══ DATA SECTION

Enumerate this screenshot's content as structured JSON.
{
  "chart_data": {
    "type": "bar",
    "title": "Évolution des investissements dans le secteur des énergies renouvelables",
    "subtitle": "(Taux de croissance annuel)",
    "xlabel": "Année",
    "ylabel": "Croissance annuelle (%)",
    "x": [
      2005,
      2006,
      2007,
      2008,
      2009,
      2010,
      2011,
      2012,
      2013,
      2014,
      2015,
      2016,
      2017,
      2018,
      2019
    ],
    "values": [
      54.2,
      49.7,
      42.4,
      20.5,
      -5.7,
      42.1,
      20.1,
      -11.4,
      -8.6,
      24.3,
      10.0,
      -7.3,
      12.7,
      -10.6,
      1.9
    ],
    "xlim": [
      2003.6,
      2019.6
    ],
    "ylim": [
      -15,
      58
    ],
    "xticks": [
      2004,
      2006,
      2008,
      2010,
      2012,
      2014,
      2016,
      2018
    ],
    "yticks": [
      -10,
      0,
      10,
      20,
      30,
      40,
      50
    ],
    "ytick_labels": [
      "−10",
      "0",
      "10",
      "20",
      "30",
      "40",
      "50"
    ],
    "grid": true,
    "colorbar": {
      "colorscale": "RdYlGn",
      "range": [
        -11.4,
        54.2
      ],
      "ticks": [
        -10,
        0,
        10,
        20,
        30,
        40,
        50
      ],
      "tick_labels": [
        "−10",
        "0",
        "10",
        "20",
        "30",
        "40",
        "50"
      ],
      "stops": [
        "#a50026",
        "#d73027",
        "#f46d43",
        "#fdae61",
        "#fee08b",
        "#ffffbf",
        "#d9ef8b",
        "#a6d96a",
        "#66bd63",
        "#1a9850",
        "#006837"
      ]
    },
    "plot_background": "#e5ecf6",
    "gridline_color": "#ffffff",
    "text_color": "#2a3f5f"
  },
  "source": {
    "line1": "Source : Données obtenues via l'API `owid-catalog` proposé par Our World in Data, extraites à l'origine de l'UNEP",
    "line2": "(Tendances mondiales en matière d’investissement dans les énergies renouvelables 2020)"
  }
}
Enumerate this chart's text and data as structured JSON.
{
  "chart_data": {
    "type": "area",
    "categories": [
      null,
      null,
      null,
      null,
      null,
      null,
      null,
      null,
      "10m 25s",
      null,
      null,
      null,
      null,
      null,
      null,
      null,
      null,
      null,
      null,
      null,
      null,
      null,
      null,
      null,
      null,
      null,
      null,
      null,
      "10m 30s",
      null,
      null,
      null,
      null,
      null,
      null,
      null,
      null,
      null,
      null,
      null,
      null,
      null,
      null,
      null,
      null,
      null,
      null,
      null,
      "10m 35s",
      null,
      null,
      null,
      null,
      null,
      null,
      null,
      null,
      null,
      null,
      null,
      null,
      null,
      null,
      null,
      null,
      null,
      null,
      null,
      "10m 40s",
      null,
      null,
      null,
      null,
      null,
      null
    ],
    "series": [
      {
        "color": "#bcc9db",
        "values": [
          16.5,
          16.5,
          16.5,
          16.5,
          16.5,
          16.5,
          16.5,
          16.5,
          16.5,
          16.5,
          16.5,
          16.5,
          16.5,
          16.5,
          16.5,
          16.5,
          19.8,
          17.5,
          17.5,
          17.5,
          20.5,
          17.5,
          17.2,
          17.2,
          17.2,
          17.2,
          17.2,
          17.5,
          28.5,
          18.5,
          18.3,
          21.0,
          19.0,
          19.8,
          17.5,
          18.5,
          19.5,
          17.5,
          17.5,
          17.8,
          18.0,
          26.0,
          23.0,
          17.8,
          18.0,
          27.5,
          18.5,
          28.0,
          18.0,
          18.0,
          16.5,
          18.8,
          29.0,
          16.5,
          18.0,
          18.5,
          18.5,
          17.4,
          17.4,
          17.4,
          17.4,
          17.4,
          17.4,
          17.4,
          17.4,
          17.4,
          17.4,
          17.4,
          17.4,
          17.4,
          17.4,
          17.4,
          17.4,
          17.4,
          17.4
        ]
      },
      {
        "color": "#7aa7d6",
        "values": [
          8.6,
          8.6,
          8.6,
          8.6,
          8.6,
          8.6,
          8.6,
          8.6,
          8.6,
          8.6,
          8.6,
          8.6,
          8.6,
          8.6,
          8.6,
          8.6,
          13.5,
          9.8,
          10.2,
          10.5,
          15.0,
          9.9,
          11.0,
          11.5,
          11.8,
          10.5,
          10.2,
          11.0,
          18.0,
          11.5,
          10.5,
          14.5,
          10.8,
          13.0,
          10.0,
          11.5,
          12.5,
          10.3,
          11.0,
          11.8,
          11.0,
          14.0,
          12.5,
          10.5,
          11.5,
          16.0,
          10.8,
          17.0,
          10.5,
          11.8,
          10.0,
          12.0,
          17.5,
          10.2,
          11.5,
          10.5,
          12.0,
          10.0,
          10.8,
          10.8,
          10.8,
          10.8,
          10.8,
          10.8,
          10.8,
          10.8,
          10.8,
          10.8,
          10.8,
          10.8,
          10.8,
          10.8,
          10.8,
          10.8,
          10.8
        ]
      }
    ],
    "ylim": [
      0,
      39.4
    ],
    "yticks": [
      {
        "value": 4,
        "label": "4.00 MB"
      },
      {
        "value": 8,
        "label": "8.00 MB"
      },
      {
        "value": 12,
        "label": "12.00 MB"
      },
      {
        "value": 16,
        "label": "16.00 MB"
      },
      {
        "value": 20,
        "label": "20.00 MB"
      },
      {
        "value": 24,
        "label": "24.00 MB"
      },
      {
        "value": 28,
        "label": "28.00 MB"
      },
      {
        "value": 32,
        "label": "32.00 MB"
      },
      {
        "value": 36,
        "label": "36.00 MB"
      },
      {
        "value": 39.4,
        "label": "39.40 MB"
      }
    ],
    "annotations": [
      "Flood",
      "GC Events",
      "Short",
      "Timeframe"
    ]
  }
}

════

Only the number is wanted: how many lines in the preceding entries hold the string "JSON"?

2